··· Source material
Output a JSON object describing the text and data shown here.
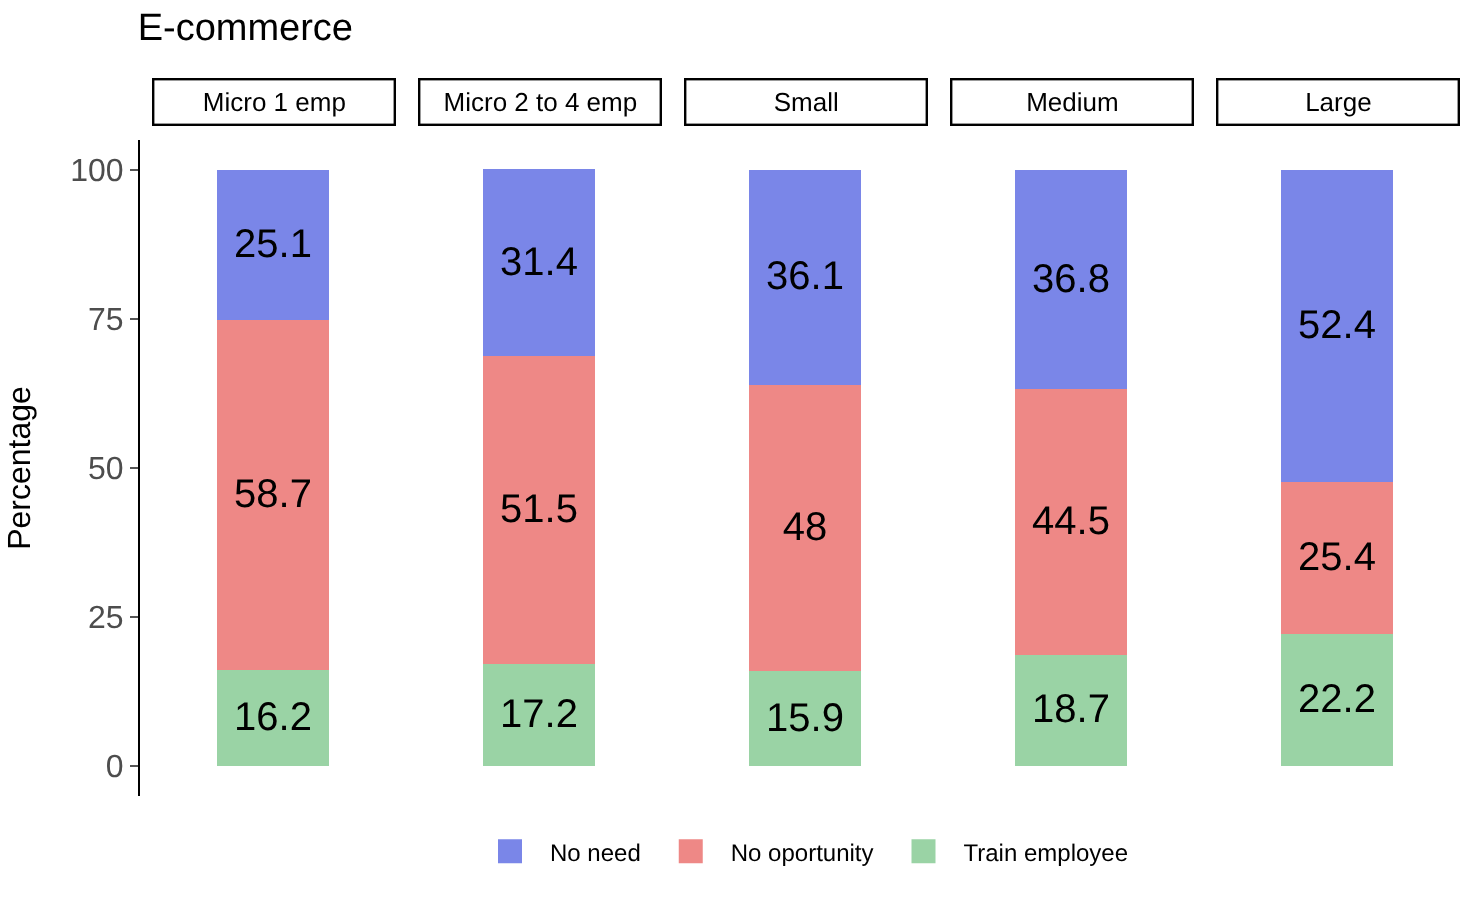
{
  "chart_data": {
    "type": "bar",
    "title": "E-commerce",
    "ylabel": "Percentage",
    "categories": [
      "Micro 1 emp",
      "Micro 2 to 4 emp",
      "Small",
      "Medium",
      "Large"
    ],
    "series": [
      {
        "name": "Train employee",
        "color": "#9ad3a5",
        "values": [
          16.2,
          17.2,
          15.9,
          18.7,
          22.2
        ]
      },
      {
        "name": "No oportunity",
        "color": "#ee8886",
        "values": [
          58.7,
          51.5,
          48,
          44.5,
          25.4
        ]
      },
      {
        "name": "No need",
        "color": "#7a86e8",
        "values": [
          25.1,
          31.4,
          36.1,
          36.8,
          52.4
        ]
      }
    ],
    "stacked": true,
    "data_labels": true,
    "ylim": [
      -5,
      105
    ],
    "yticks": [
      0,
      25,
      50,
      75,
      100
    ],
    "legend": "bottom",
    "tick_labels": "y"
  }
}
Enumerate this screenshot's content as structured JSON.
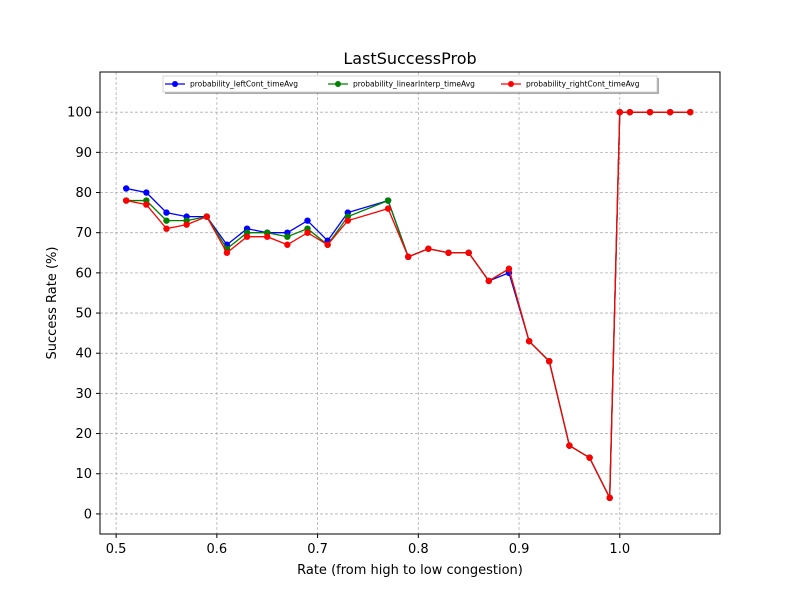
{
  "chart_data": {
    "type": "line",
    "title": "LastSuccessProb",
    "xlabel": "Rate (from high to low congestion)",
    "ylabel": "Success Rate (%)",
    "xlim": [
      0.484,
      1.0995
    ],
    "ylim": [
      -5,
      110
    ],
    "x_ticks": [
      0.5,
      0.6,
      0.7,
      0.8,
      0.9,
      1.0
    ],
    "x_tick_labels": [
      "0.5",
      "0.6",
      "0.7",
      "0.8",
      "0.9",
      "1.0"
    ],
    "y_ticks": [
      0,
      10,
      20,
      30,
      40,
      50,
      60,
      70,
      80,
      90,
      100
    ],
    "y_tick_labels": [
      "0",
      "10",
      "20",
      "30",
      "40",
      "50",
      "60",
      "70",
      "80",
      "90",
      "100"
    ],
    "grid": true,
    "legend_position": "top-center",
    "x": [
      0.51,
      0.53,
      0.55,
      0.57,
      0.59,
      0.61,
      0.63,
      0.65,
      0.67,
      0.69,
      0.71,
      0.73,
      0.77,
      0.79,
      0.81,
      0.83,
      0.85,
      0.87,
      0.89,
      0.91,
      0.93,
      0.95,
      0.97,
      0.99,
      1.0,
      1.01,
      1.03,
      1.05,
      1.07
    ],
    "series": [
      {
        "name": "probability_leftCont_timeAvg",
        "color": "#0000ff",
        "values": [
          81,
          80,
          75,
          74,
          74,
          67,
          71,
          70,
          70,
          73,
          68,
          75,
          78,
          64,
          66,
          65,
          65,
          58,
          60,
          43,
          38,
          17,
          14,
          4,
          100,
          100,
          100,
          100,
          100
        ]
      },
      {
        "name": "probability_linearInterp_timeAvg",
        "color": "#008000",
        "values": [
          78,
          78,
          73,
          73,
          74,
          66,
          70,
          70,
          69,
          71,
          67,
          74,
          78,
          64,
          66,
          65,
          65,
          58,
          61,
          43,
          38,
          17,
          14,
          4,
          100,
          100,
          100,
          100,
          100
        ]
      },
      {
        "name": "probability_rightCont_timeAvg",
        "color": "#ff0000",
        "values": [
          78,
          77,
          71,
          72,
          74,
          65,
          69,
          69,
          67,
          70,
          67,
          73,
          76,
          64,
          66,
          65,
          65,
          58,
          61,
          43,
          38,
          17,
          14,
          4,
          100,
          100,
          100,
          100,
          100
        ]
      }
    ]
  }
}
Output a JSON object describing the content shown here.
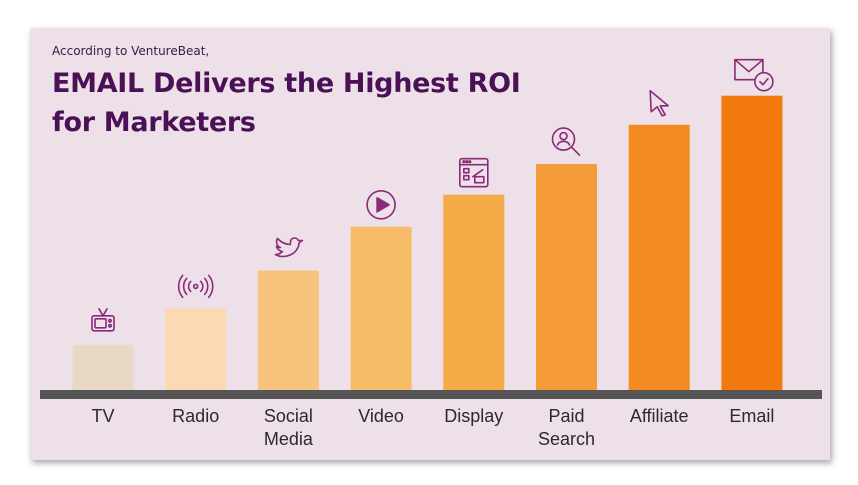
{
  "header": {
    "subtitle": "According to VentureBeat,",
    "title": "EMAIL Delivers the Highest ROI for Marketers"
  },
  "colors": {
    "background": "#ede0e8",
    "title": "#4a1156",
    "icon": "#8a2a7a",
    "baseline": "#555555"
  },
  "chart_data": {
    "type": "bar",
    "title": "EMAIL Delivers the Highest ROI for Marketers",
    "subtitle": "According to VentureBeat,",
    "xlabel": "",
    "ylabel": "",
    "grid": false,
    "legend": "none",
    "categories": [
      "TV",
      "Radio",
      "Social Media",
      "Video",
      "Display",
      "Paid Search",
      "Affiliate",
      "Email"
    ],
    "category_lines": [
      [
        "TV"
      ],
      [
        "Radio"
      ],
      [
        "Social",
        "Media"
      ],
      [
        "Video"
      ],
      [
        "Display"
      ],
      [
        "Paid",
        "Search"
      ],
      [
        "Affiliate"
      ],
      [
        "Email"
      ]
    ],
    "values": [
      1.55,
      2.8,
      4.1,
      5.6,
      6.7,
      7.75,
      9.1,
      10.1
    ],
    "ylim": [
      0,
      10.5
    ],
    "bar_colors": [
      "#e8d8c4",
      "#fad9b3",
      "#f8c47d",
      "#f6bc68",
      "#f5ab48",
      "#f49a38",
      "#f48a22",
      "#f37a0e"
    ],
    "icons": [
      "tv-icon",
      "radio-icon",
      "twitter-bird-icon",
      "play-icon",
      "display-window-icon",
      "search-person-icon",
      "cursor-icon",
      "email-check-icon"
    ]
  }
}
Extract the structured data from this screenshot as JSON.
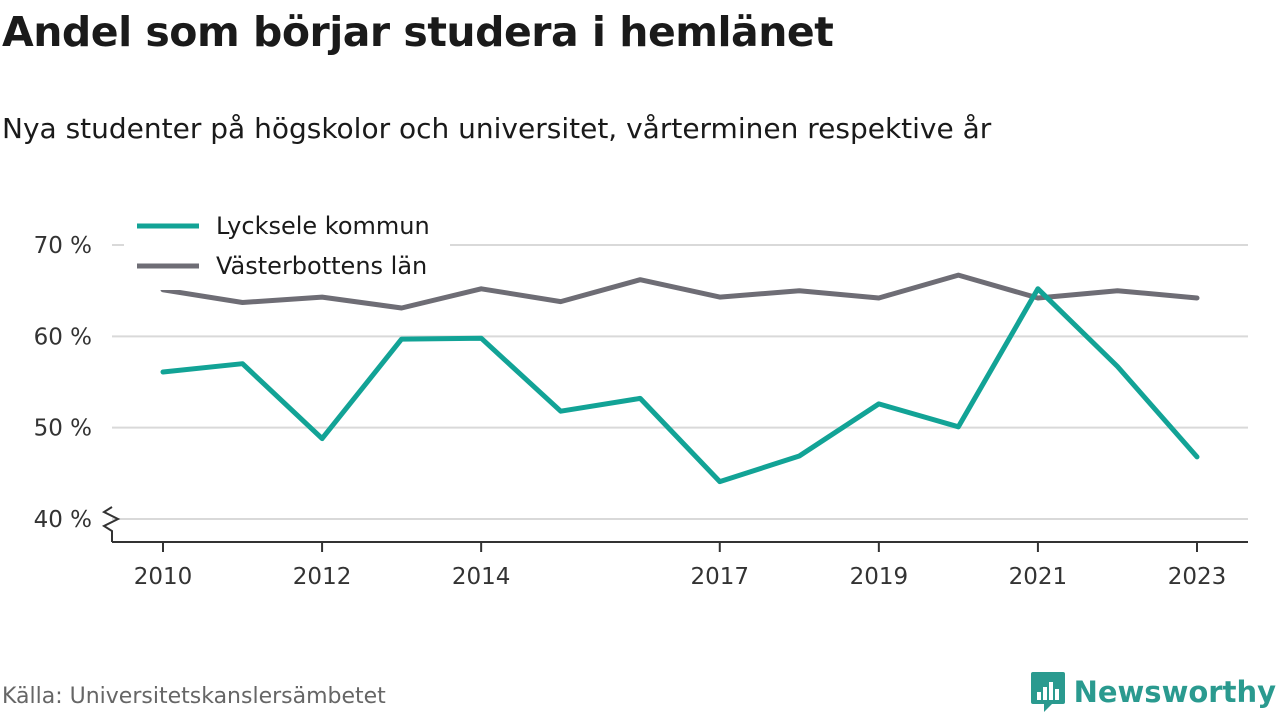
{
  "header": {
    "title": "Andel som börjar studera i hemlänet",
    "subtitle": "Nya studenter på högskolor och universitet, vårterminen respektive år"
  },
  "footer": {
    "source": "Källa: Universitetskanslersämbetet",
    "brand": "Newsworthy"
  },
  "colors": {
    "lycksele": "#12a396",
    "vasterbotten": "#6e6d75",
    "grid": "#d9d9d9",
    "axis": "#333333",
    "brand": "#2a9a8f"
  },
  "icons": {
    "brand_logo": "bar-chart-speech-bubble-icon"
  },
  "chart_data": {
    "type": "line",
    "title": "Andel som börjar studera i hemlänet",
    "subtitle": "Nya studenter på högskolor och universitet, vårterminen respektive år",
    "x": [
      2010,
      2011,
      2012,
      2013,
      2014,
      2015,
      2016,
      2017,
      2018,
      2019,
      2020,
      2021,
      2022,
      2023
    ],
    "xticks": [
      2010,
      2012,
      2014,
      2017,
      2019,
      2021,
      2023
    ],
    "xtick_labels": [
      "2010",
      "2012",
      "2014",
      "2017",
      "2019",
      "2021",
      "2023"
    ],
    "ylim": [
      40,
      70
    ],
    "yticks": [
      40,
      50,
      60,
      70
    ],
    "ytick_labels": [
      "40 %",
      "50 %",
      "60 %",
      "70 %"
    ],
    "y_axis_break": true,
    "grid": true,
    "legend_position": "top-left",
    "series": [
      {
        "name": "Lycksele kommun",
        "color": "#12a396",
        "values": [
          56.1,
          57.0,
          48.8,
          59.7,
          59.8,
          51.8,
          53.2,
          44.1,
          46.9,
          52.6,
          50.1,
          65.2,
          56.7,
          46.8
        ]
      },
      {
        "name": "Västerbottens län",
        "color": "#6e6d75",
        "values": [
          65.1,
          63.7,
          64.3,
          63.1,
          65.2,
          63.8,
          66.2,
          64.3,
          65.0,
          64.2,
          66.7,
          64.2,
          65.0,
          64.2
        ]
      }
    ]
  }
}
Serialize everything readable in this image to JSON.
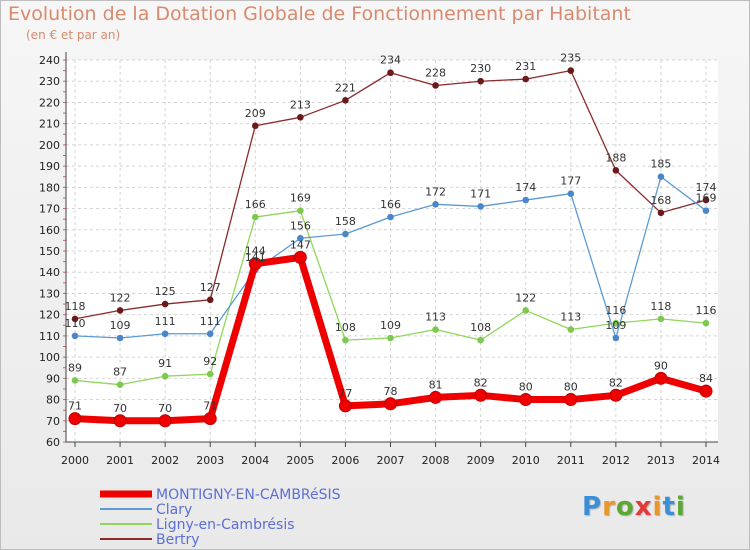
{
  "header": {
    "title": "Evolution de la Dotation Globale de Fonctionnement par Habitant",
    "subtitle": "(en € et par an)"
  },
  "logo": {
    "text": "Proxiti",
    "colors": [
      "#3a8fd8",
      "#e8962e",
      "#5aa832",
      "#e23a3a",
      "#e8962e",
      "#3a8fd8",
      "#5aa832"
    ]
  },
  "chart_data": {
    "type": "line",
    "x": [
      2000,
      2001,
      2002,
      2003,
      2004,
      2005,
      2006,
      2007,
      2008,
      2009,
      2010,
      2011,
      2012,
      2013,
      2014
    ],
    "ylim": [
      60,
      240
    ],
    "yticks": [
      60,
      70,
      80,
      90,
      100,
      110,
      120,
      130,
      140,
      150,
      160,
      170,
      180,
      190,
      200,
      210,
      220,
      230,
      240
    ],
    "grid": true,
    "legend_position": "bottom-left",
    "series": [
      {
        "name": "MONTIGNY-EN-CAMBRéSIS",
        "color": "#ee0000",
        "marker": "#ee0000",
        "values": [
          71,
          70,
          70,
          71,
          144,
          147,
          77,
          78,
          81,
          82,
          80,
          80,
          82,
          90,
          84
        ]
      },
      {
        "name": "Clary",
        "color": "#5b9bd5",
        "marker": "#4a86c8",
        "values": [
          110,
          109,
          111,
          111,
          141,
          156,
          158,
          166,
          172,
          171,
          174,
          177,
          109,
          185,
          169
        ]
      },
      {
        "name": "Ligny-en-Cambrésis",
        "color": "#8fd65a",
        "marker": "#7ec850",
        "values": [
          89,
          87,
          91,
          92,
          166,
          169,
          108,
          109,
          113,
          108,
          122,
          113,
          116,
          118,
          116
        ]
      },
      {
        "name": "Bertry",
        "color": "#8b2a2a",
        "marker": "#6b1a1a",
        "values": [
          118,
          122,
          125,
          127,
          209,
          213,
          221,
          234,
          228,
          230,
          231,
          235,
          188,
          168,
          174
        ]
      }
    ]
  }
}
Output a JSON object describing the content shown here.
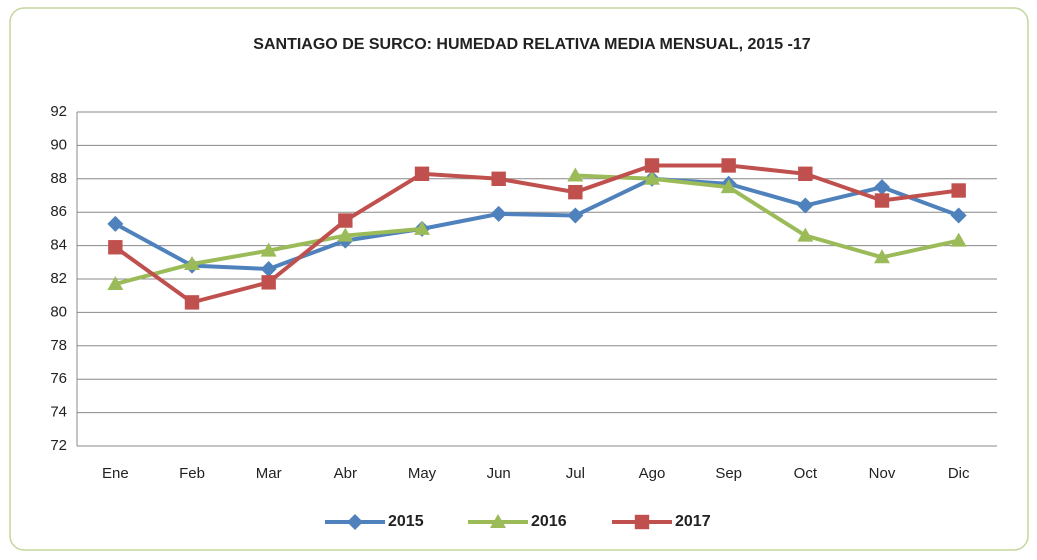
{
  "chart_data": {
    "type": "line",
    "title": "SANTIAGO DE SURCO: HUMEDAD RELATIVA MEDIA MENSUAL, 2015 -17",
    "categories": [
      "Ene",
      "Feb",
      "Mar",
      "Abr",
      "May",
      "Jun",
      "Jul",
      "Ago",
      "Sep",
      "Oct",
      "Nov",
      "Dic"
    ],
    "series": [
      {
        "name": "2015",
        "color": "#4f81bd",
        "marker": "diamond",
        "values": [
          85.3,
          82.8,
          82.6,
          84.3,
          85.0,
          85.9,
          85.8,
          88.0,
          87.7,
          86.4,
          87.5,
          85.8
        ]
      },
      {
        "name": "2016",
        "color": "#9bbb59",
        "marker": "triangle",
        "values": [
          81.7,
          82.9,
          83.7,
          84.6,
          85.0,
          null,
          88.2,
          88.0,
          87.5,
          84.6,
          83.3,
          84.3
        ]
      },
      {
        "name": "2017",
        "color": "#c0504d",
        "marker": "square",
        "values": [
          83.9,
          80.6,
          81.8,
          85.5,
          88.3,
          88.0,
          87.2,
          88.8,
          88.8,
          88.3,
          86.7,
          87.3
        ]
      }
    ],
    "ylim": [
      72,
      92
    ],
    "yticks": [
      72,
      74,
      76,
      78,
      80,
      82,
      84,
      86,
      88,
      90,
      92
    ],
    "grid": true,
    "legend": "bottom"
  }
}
······
**Problem to solve:** Copy every line above that includes the string "Delivers".

**Response to this exercise:**
    "title": "EMAIL Delivers the Highest ROI for Marketers"
    "title": "EMAIL Delivers the Highest ROI for Marketers",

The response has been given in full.